>>
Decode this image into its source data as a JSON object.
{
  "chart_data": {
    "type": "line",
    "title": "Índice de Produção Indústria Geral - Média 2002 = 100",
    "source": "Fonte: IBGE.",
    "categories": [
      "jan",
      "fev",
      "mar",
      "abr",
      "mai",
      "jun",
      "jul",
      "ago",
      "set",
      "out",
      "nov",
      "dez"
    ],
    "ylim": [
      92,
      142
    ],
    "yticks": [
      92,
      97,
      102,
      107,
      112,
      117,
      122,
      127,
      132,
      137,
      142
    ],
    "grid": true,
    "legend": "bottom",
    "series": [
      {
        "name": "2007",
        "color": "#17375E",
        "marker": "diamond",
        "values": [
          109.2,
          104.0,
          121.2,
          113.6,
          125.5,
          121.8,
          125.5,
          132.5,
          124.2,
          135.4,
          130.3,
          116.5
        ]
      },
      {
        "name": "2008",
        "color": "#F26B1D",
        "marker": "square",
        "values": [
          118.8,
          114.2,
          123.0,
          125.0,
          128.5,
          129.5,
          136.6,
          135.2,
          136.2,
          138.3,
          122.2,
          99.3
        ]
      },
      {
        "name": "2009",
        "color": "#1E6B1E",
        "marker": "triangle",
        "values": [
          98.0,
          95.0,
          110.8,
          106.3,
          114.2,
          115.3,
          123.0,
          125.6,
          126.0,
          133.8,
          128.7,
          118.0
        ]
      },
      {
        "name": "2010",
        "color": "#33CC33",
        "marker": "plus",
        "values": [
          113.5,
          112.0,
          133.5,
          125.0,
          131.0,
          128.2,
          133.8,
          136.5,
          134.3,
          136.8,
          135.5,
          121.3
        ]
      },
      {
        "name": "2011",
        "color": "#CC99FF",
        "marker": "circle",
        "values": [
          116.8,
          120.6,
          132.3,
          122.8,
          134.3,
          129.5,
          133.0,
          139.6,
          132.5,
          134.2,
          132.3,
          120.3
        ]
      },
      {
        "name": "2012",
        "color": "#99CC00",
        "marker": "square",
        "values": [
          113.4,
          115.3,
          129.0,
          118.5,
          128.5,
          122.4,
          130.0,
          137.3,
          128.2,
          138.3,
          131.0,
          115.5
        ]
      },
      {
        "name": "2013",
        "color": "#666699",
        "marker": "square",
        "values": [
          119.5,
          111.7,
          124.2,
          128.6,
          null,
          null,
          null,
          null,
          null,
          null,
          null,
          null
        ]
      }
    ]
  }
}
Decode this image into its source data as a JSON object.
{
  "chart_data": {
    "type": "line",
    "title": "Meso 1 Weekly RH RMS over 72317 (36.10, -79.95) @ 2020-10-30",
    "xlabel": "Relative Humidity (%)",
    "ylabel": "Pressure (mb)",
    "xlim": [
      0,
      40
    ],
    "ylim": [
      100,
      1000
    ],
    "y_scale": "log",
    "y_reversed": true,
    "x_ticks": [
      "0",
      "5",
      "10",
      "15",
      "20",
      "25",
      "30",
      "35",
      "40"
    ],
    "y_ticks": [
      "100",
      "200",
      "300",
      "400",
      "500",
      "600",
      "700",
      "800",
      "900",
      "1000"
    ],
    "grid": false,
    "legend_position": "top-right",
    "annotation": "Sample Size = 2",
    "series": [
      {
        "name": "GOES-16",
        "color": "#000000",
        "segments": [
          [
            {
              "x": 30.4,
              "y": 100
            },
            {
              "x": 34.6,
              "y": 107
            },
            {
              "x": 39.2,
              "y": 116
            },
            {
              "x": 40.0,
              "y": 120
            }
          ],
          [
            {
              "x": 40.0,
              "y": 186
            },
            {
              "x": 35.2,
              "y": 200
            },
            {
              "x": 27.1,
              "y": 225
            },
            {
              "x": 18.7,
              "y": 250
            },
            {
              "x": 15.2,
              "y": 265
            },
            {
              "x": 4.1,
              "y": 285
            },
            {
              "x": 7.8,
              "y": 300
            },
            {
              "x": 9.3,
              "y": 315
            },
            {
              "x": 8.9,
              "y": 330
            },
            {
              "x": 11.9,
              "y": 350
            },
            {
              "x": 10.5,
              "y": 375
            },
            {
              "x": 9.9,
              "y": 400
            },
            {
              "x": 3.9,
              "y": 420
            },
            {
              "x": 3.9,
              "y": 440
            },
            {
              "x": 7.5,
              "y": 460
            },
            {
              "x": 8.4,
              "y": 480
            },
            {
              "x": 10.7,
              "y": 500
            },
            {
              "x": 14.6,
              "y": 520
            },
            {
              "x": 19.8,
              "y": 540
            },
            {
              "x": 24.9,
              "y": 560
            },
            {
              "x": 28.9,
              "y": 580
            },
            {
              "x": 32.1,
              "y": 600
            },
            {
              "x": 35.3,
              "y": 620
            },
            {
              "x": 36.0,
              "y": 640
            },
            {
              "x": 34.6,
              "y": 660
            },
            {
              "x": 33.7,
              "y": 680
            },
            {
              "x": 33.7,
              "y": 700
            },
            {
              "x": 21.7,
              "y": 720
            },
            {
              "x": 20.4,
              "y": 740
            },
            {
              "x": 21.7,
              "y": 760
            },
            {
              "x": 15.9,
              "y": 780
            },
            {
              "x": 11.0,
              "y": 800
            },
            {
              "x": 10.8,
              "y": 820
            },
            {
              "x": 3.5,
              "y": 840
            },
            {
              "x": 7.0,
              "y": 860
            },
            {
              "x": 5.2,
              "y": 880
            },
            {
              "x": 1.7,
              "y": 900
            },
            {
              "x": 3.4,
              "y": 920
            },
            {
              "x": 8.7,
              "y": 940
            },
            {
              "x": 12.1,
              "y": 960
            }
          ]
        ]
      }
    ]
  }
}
<<
Pick out the lines containing the string "marker" and show them.

§ Reply to the task
        "marker": "diamond",
        "marker": "square",
        "marker": "triangle",
        "marker": "plus",
        "marker": "circle",
        "marker": "square",
        "marker": "square",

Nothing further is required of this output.